### Excerpted records
--- start ---

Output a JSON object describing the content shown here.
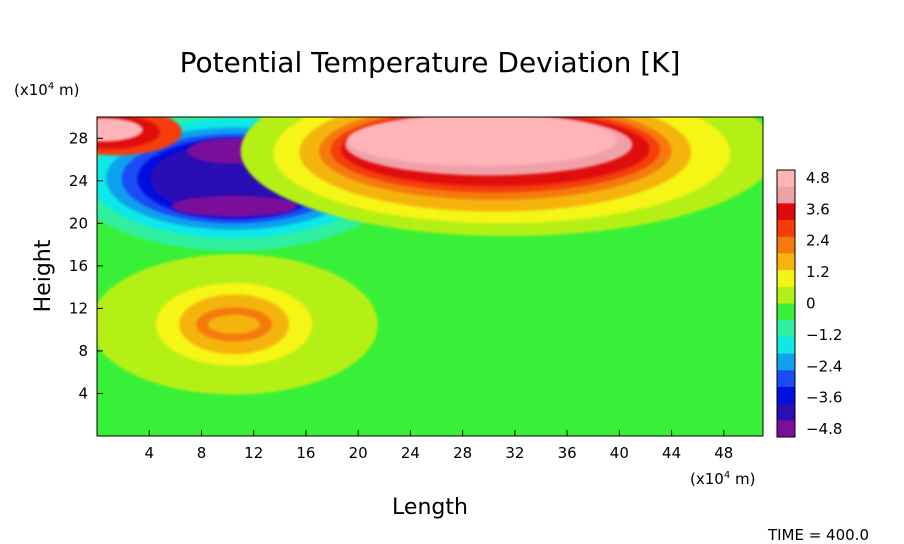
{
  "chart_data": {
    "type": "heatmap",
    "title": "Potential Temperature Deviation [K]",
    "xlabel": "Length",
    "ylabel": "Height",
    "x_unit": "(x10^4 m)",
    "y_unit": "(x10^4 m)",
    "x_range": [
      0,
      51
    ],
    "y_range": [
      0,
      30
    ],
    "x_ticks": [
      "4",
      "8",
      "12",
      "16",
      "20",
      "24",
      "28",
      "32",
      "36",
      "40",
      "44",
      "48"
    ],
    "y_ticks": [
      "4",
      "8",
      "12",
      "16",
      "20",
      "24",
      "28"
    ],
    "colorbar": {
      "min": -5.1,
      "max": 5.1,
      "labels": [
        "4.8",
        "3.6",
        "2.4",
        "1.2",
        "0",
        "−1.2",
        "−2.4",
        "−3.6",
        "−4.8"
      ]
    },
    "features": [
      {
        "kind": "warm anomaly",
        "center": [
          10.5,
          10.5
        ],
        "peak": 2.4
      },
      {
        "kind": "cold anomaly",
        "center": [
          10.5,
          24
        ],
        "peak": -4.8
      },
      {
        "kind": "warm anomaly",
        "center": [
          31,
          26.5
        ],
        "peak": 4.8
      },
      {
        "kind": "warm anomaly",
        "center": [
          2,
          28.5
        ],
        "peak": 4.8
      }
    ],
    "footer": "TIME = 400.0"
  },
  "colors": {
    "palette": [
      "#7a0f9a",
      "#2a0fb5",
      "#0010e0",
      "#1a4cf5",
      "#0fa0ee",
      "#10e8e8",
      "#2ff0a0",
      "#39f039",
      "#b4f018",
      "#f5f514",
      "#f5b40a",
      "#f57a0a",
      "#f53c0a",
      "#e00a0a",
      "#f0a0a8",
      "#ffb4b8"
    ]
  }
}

--- end ---
--- start ---

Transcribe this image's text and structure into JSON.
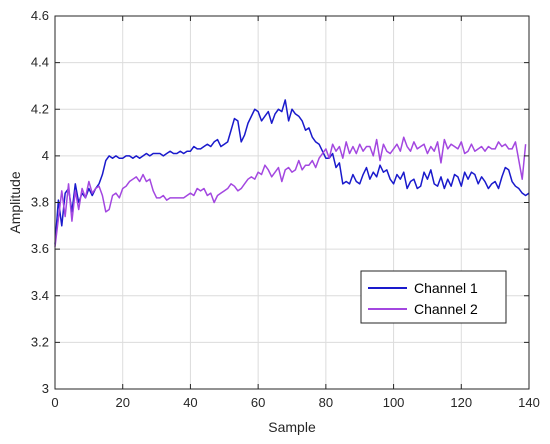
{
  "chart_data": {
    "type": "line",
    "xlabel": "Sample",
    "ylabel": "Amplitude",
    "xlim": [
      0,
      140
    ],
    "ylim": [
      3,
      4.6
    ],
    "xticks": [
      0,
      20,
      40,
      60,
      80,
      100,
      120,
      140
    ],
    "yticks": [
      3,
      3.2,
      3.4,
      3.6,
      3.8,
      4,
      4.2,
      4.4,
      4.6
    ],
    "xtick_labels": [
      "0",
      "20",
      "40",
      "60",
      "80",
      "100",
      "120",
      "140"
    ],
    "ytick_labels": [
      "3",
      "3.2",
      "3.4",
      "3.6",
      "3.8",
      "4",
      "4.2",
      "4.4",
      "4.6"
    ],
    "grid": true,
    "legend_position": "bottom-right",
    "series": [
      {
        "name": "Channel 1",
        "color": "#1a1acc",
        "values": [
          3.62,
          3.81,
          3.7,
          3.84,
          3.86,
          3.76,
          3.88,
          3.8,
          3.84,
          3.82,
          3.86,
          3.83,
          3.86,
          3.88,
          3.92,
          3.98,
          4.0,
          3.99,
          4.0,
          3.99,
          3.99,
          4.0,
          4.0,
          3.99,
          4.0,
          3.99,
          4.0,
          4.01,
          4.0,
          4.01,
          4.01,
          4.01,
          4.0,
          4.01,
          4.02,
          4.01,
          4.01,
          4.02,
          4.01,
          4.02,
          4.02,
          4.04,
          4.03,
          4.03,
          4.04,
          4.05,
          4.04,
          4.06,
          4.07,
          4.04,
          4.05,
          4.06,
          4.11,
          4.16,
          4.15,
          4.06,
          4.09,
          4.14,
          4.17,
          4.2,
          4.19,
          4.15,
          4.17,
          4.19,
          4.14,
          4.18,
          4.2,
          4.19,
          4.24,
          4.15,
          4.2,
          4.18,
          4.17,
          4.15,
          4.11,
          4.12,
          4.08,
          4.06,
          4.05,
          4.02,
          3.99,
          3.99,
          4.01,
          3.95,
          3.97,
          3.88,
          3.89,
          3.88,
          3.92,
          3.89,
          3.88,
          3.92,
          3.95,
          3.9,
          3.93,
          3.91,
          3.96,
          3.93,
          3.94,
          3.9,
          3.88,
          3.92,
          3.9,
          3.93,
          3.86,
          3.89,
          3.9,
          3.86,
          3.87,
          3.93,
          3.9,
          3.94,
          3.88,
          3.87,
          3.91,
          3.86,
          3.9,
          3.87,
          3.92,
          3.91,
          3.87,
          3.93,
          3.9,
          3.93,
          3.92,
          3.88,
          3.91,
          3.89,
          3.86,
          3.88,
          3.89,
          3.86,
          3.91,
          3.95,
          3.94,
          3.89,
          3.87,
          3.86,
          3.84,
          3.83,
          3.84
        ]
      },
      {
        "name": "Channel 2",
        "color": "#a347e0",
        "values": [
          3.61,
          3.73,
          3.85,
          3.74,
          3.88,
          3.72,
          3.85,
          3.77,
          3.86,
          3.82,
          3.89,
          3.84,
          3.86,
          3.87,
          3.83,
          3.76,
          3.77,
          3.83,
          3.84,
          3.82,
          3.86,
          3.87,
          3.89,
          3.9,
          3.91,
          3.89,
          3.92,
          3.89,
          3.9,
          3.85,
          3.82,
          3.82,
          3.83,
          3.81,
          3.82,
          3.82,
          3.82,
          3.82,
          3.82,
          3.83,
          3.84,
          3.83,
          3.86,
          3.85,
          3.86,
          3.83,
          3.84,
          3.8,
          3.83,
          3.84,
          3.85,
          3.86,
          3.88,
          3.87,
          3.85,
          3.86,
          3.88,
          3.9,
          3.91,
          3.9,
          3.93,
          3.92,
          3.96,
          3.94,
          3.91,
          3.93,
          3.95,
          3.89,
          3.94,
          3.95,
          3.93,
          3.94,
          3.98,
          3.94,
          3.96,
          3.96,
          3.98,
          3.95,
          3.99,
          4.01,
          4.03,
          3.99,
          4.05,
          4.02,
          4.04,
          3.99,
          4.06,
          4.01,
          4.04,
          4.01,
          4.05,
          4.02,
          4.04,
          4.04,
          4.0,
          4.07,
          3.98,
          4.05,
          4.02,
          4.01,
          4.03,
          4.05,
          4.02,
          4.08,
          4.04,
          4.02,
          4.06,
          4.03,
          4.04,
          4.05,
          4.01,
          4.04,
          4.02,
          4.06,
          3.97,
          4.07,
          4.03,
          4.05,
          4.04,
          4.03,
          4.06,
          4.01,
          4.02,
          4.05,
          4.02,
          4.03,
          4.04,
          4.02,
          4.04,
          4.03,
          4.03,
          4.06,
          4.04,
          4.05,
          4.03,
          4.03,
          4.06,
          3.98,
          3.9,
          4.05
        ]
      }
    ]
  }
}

--- end ---
--- start ---

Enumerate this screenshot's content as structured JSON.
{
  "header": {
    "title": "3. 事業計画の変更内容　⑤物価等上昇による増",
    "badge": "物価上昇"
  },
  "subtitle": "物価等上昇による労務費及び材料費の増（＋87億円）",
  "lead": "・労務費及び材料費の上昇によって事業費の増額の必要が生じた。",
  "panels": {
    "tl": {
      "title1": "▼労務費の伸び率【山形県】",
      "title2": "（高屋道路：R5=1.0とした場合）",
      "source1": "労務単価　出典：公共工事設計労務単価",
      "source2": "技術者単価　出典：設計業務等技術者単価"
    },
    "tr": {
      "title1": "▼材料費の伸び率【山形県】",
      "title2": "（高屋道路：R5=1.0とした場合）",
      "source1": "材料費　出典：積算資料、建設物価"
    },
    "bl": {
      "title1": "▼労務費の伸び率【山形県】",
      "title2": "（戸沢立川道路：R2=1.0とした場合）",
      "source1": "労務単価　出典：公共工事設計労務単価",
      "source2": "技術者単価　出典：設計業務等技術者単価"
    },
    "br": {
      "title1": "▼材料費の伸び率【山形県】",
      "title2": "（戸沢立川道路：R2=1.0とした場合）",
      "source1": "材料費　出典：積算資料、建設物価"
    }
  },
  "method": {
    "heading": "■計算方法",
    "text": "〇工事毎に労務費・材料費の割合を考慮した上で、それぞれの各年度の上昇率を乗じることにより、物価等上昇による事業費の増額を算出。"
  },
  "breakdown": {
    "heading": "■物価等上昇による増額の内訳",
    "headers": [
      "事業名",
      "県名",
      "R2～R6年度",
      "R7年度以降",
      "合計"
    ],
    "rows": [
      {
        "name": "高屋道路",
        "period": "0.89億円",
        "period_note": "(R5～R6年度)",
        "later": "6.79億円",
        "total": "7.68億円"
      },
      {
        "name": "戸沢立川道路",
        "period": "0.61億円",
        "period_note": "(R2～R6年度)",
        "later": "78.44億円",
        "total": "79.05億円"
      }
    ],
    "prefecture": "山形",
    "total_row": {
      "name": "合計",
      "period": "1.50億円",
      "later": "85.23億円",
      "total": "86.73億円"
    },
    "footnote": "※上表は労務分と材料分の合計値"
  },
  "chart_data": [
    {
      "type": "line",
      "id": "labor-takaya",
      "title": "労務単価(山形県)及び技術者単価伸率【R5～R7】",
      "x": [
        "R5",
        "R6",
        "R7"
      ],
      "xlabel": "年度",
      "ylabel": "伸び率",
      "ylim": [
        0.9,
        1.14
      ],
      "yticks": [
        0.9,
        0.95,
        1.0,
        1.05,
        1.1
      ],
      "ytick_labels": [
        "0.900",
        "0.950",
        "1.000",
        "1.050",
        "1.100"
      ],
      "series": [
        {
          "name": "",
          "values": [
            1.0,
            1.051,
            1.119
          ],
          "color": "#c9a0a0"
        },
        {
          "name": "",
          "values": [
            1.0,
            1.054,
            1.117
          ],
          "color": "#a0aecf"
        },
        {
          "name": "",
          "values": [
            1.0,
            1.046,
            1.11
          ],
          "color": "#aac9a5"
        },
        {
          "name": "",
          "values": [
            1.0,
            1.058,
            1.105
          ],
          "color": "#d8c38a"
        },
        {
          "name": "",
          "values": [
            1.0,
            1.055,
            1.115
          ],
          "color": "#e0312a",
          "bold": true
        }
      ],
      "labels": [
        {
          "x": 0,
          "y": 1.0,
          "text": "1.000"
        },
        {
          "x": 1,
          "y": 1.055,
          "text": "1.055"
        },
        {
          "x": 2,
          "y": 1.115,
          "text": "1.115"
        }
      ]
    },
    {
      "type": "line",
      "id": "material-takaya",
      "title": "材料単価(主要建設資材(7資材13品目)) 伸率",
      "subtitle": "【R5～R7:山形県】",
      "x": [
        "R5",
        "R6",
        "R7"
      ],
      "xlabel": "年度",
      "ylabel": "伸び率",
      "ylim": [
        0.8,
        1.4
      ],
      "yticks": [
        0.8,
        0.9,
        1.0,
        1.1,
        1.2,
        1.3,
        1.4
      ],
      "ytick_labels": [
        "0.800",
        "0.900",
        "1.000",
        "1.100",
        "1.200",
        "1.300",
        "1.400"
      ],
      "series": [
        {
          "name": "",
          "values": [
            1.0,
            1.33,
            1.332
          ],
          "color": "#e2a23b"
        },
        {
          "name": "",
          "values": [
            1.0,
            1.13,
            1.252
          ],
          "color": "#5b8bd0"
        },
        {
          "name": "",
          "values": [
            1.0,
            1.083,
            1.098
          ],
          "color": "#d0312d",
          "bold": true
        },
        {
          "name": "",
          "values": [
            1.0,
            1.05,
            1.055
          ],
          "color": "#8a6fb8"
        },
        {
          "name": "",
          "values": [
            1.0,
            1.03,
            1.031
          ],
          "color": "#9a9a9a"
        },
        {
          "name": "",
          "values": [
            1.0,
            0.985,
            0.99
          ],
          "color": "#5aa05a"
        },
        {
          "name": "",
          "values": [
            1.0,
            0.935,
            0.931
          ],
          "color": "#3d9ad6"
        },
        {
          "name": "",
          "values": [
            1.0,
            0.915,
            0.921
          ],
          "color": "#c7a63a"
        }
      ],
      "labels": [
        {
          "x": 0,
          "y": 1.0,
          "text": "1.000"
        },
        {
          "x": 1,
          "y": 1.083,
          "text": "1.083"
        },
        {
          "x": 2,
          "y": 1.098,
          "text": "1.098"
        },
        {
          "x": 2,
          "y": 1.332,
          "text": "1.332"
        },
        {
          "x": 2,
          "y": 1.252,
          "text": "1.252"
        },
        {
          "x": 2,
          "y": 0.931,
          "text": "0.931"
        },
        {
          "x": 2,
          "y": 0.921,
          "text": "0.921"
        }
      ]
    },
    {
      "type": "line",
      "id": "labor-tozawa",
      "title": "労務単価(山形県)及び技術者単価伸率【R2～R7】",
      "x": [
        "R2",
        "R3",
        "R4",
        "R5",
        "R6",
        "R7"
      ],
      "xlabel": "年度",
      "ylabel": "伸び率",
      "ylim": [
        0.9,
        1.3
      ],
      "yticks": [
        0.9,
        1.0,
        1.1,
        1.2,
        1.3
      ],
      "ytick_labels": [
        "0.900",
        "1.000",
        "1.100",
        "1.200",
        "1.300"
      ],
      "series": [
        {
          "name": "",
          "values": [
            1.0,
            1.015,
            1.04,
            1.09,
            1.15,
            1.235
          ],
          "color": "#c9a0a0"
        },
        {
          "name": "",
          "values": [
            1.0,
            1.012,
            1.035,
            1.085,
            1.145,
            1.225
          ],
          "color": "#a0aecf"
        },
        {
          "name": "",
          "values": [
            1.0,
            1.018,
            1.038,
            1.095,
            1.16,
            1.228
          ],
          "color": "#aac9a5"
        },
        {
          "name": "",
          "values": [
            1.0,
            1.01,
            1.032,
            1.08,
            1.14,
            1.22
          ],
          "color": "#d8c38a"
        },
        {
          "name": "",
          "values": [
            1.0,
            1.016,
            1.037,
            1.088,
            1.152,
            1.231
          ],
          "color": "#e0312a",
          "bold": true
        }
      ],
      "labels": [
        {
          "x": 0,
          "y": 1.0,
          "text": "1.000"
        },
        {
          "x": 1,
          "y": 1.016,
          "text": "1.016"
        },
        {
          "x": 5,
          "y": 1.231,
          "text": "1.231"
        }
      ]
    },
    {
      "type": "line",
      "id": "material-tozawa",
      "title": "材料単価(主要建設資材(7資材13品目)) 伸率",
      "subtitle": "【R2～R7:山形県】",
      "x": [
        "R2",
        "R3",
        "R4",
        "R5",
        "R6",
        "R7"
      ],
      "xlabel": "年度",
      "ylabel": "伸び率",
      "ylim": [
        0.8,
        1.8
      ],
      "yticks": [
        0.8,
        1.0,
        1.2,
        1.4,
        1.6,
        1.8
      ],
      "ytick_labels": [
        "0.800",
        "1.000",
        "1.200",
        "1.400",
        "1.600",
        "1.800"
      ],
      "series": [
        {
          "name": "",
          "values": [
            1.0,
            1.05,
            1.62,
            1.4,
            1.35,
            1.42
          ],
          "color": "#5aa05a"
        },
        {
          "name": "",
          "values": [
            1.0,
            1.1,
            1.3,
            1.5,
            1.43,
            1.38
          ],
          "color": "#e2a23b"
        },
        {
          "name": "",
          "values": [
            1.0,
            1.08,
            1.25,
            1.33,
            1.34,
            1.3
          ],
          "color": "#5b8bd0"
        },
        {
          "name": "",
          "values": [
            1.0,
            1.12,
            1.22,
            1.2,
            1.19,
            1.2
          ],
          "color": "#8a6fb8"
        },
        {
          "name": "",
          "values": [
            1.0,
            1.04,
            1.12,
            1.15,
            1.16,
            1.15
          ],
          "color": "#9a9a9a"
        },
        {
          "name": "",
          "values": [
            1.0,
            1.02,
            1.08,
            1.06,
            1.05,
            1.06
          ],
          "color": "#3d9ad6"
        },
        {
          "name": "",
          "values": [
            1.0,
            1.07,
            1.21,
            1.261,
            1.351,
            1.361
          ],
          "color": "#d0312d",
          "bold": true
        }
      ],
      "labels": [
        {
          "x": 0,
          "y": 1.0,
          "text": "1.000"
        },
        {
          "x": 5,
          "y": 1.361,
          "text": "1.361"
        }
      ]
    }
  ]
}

--- end ---

### What the task requires
Sift through the entries and copy every line with "material".

### Solved problem
      "id": "material-takaya",
      "id": "material-tozawa",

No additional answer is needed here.